Brontekst:
5.De strafbaarheid van de feiten

De feiten zijn strafbaar.

6.De strafbaarheid van de verdachte

Verdachte is strafbaar, nu geen omstandigheid is gebleken of aannemelijk is geworden die de strafbaarheid van verdachte uitsluit.

7.De overwegingen ten aanzien van straf en/of maatregel

Het standpunt van de officier van justitie
De officier van justitie heeft gevorderd dat verdachte zal worden veroordeeld tot:
  • een gevangenisstraf voor de duur van 6 jaar met aftrek overeenkomstig artikel 27 van het Wetboek van Strafrecht (hierna: Sr);
  • de gedragsbeïnvloedende en vrijheidsbeperkende maatregel ex artikel 38z Sr;
  • en een vrijheidsbeperkende maatregel ex artikel 38v Sr, inhoudende een contactverbod ten aanzien van [slachtoffer 2] en [slachtoffer 1] voor de duur van drie jaar, waarbij per overtreding zeven dagen hechtenis kan worden opgelegd.
Het standpunt van de verdediging
De raadsman heeft oplegging van een deels voorwaardelijke gevangenisstraf bepleit met daarbij eventueel de bijzondere voorwaarden zoals geadviseerd door de reclassering.
De beoordeling door de rechtbank
De rechtbank heeft bij de bepaling van de op te leggen straf rekening gehouden met de aard en de ernst van hetgeen bewezen is verklaard en de omstandigheden waaronder dit is begaan. De rechtbank heeft verder rekening gehouden met de persoon en de omstandigheden van verdachte.

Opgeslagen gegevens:

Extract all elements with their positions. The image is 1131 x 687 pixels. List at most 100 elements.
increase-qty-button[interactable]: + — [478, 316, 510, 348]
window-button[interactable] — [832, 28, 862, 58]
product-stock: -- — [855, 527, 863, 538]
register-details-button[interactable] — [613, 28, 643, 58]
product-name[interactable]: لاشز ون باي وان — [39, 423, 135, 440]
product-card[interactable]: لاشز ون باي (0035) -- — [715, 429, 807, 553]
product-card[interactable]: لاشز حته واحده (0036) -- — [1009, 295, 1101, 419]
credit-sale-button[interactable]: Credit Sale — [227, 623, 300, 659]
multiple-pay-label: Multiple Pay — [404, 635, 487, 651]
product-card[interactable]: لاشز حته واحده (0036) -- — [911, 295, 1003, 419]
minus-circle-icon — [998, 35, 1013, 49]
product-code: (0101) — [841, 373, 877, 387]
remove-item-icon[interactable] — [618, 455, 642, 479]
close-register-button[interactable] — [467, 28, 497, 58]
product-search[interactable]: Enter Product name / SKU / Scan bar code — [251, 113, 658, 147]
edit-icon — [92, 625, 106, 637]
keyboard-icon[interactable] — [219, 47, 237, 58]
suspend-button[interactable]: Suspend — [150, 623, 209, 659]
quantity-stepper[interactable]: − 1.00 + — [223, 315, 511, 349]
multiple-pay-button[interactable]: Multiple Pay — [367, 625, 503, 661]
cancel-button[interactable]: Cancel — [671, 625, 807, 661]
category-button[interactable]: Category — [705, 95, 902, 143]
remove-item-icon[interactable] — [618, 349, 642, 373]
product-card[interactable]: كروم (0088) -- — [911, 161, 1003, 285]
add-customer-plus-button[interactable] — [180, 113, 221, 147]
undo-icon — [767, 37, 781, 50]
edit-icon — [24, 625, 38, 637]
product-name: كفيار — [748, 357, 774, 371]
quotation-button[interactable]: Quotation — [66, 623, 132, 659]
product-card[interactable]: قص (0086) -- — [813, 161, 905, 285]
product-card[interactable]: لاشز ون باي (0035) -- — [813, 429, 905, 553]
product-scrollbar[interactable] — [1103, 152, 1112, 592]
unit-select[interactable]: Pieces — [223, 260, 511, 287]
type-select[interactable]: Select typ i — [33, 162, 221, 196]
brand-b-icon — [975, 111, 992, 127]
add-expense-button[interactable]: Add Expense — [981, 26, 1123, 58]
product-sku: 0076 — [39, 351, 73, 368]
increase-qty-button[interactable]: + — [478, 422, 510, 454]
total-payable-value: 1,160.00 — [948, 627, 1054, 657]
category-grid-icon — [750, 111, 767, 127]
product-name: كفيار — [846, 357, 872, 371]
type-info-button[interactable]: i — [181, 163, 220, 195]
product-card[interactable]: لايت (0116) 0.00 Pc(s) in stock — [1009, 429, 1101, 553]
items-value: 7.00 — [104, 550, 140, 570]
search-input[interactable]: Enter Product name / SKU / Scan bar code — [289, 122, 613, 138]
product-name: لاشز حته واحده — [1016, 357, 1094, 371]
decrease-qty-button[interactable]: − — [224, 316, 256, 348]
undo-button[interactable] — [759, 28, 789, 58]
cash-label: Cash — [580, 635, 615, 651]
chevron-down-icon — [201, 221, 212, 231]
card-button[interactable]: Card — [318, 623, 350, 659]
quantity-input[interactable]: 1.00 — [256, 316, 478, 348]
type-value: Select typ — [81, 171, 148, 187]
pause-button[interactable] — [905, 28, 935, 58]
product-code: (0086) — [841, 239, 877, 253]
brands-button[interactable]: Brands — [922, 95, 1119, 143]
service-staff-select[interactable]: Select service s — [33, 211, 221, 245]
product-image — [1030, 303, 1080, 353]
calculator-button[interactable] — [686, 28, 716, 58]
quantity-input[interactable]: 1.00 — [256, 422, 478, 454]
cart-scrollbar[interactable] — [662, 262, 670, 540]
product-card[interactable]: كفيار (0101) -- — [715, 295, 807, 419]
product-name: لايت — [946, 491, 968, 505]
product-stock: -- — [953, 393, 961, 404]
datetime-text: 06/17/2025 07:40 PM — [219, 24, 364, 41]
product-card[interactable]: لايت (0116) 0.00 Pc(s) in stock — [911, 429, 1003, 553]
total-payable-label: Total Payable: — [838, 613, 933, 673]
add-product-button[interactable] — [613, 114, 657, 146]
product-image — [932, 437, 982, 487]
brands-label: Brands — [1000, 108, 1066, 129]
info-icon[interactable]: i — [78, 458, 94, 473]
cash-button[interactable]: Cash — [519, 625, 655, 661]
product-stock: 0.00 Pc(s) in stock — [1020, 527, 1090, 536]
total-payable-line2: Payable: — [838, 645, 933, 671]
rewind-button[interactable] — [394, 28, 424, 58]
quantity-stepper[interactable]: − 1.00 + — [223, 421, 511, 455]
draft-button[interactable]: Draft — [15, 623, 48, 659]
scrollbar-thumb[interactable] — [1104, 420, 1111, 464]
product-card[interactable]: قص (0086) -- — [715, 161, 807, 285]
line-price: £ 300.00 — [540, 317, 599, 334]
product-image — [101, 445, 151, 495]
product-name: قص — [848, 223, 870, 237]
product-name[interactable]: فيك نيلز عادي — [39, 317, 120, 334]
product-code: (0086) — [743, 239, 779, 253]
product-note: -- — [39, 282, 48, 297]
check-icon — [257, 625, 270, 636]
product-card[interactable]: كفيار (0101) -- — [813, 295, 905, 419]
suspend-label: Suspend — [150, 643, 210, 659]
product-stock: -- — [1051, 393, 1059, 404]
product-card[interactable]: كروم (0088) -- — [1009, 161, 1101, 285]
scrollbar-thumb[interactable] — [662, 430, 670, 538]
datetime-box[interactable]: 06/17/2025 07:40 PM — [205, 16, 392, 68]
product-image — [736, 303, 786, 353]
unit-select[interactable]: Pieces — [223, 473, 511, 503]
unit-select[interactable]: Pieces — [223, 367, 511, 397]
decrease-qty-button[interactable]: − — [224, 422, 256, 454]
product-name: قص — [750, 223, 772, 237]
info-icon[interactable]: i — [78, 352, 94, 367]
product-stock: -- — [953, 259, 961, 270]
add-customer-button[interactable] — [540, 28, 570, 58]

De opdracht: Schrijf de vonnistekst over strafbaarheid en strafoplegging verder, direct aansluitend op de laatste zin.

Schriftelijk antwoord:
De ernst van de feiten
Verdachte heeft zijn destijds 10- en 13-jarige dochters gedurende een lange periode seksueel misbruikt. Hij maakte hen verscheidene keren per week daarvoor ’s nachts wakker. Als ze niet meewerkten of lieten weten dat ze moe waren, werd verdachte boos op hen en gebruikte hij enkele malen fysiek geweld. Hij heeft hen opgezadeld met een verschrikkelijk geheim en hen verbaal en non-verbaal onder druk gezet dat geheim met niemand te delen, ook niet met hun moeder. Hij heeft daarbij op zijn minst gesuggereerd dat als ze wel zouden praten over wat hij met hen die nachten deed, dat door hun schuld zou leiden tot een echtscheiding.
Uit het procesdossier blijkt dat verdachte [slachtoffer 1] daarbij ook vaginaal heeft geprobeerd te penetreren. Hij heeft zich hier uiteindelijk slechts van laten weerhouden doordat zij dreigde haar moeder dan alles te vertellen.
Uiteindelijk is het misbruik pas gestopt doordat hun moeder argwaan kreeg, naar de politie stapte en aangifte deed.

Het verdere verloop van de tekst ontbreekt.